__TASK TO CARRY OUT__
For the records that follow, return only the count of lines containing the string "espaciamiento".
○ ○ ○ ○ ○
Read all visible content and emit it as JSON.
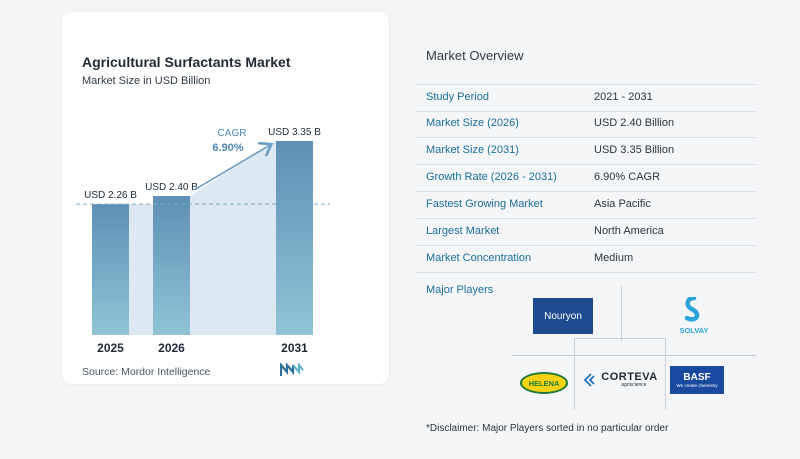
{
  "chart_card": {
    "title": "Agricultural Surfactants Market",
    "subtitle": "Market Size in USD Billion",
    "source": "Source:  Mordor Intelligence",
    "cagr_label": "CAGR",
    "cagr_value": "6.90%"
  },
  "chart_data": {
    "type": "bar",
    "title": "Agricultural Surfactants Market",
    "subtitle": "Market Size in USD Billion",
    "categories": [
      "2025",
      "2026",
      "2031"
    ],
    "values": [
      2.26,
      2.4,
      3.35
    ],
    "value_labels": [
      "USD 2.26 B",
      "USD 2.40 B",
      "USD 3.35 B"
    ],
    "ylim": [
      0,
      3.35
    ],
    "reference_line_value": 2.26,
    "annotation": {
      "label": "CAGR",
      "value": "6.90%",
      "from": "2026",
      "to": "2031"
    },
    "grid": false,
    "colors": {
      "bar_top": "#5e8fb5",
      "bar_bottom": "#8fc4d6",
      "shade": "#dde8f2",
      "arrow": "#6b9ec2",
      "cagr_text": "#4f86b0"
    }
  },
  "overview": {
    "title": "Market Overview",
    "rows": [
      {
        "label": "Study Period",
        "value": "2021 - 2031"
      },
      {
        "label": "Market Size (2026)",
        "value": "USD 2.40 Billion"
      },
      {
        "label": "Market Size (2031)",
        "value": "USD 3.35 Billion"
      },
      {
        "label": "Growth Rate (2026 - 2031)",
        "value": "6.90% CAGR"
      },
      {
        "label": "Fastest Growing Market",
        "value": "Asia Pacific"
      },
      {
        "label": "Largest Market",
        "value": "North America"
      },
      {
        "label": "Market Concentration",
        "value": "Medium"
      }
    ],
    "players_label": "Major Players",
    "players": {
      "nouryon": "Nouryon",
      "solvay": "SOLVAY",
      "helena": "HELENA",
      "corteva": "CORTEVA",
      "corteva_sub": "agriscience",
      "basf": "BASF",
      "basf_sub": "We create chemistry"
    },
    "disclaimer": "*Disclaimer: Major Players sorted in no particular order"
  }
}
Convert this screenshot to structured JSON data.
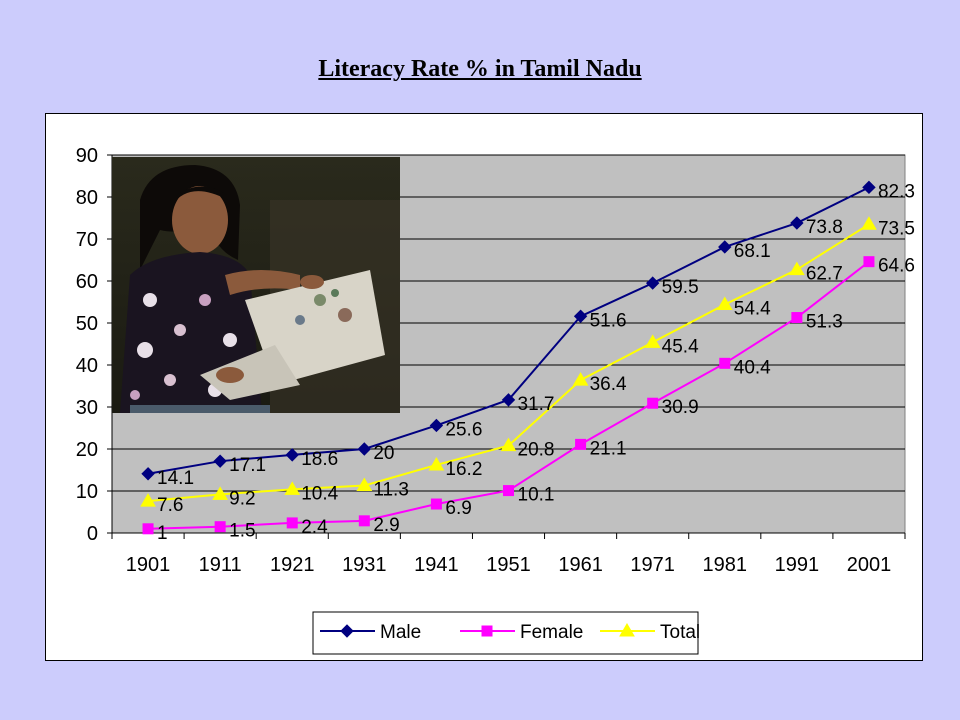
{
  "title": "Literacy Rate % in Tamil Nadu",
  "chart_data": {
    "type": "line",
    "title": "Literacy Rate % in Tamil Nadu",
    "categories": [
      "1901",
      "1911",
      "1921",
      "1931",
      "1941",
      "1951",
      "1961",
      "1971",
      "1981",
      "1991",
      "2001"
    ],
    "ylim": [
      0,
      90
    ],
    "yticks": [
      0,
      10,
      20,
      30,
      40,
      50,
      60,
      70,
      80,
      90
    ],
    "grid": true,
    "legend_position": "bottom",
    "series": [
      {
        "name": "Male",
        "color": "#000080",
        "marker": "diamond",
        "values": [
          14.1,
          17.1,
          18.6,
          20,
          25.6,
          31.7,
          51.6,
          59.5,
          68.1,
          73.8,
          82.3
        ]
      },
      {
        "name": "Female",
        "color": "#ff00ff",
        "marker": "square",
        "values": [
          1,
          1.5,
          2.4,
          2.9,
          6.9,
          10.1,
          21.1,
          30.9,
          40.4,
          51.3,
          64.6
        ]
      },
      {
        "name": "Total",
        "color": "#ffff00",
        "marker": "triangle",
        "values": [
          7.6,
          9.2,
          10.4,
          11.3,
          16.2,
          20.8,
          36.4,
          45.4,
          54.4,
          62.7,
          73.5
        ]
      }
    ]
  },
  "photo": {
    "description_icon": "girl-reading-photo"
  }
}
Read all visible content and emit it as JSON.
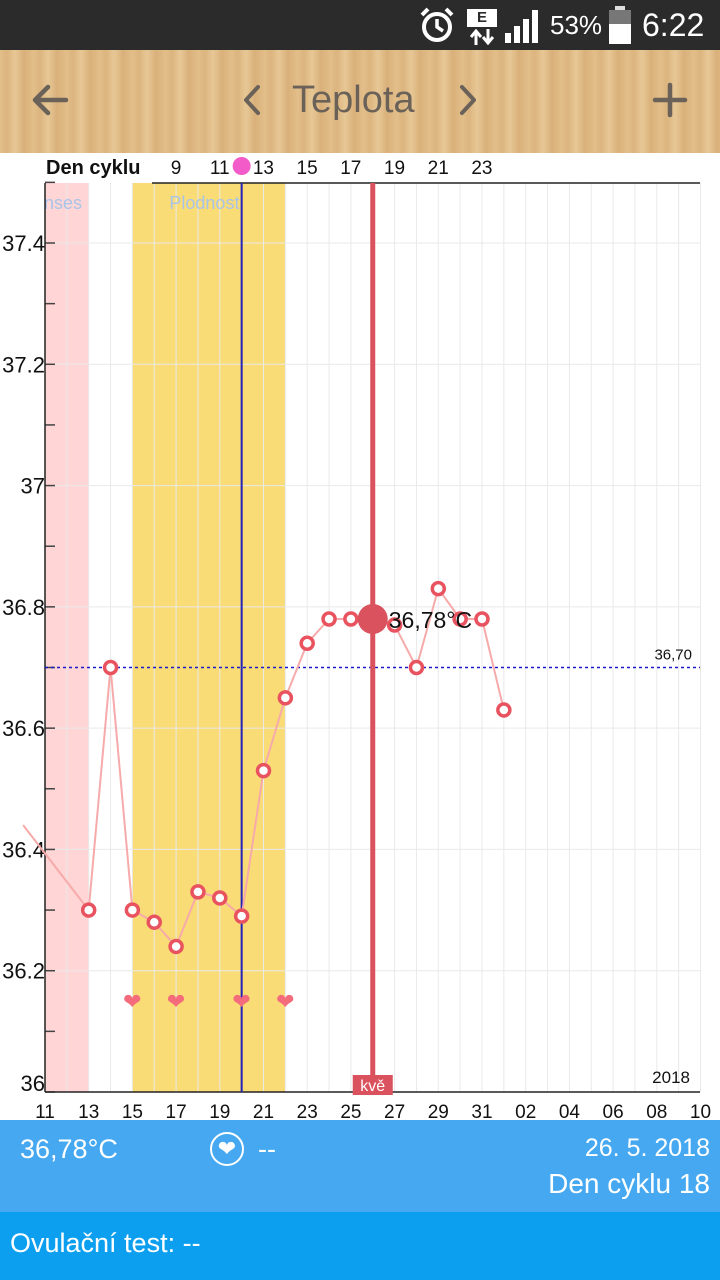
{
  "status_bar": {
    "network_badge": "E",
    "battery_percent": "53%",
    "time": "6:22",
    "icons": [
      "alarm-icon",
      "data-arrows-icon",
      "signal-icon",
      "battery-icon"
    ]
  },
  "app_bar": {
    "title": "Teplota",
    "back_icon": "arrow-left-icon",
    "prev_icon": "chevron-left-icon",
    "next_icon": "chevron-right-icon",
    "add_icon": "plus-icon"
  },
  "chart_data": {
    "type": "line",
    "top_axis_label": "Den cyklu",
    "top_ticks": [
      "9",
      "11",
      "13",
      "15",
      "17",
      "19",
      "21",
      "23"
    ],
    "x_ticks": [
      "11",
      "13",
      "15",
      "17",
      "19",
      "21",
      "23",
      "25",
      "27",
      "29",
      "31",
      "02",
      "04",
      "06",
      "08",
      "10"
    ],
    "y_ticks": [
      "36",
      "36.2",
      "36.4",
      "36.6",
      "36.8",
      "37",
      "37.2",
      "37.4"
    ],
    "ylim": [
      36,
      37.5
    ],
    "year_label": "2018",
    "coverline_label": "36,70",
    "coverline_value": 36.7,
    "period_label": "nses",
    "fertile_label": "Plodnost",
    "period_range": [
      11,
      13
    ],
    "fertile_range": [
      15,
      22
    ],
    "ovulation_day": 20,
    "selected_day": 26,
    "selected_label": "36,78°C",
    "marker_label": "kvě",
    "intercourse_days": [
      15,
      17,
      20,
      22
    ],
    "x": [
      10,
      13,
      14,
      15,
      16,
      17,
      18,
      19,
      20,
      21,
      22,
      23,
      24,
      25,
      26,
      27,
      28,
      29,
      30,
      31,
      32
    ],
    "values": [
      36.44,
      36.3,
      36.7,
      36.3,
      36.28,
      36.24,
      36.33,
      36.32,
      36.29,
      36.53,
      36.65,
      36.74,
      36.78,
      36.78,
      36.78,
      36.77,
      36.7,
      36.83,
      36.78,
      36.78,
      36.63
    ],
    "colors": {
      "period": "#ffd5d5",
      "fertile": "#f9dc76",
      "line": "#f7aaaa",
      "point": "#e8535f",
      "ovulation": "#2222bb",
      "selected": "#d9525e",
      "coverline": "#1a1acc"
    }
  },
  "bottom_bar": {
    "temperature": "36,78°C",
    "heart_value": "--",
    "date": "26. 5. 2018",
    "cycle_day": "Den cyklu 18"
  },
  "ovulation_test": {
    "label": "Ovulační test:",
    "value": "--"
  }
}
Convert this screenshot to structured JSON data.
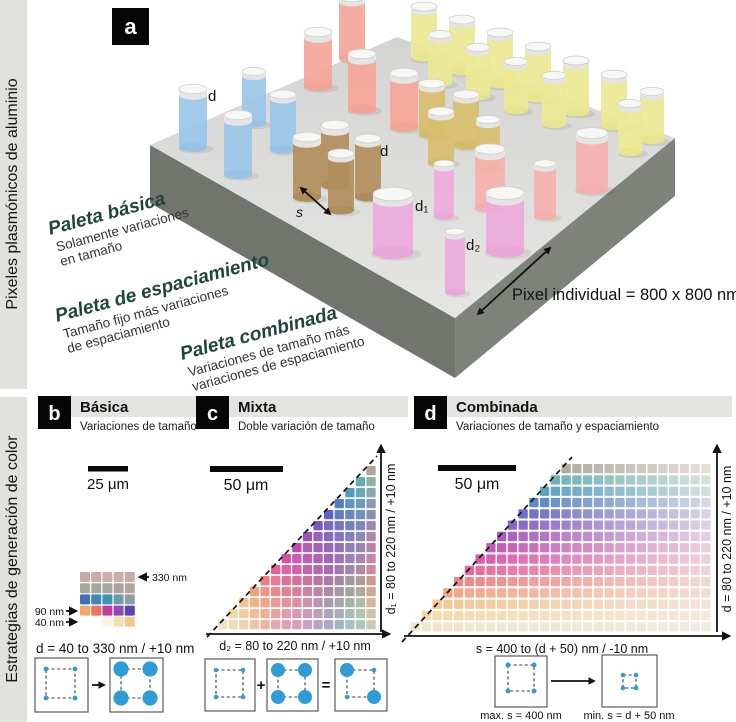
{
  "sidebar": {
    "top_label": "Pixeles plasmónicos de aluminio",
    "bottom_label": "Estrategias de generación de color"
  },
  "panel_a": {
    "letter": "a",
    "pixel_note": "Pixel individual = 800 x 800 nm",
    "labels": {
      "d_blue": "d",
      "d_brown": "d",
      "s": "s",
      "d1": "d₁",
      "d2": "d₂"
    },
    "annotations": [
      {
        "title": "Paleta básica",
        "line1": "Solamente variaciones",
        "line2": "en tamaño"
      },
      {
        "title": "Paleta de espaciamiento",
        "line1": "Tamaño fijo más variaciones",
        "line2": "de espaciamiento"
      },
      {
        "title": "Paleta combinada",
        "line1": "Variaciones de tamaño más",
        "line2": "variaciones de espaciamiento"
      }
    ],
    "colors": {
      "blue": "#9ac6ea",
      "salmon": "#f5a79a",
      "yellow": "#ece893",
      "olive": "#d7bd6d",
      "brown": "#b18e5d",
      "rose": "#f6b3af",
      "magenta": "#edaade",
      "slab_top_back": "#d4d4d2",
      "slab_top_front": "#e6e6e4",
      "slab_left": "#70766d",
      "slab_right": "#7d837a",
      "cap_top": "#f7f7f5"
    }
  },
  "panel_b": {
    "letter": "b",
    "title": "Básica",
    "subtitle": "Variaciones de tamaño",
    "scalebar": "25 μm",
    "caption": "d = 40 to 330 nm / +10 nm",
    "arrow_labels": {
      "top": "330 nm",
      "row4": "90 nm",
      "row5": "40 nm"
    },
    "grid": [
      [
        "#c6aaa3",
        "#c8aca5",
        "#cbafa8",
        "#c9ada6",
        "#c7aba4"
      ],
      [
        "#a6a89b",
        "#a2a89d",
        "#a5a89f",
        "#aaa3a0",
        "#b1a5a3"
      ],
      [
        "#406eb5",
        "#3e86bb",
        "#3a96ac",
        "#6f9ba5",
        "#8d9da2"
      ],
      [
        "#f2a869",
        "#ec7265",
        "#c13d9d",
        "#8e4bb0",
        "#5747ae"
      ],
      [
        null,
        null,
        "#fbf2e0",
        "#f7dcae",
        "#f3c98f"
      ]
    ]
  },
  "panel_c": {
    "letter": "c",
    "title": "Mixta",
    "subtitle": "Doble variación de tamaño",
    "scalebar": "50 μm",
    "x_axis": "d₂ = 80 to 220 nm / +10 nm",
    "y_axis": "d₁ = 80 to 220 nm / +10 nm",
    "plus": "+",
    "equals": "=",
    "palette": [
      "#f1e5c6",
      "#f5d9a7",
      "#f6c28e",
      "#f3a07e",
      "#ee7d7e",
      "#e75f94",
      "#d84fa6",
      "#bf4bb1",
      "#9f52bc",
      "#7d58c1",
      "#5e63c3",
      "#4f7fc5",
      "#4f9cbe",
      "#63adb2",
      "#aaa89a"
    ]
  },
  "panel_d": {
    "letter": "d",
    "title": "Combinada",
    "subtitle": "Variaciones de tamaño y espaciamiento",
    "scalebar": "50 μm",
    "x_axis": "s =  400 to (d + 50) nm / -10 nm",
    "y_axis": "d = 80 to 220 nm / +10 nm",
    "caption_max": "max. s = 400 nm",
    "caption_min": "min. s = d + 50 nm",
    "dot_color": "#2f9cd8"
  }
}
○ ○ ○ ○ ○
__TASK RESULT__
4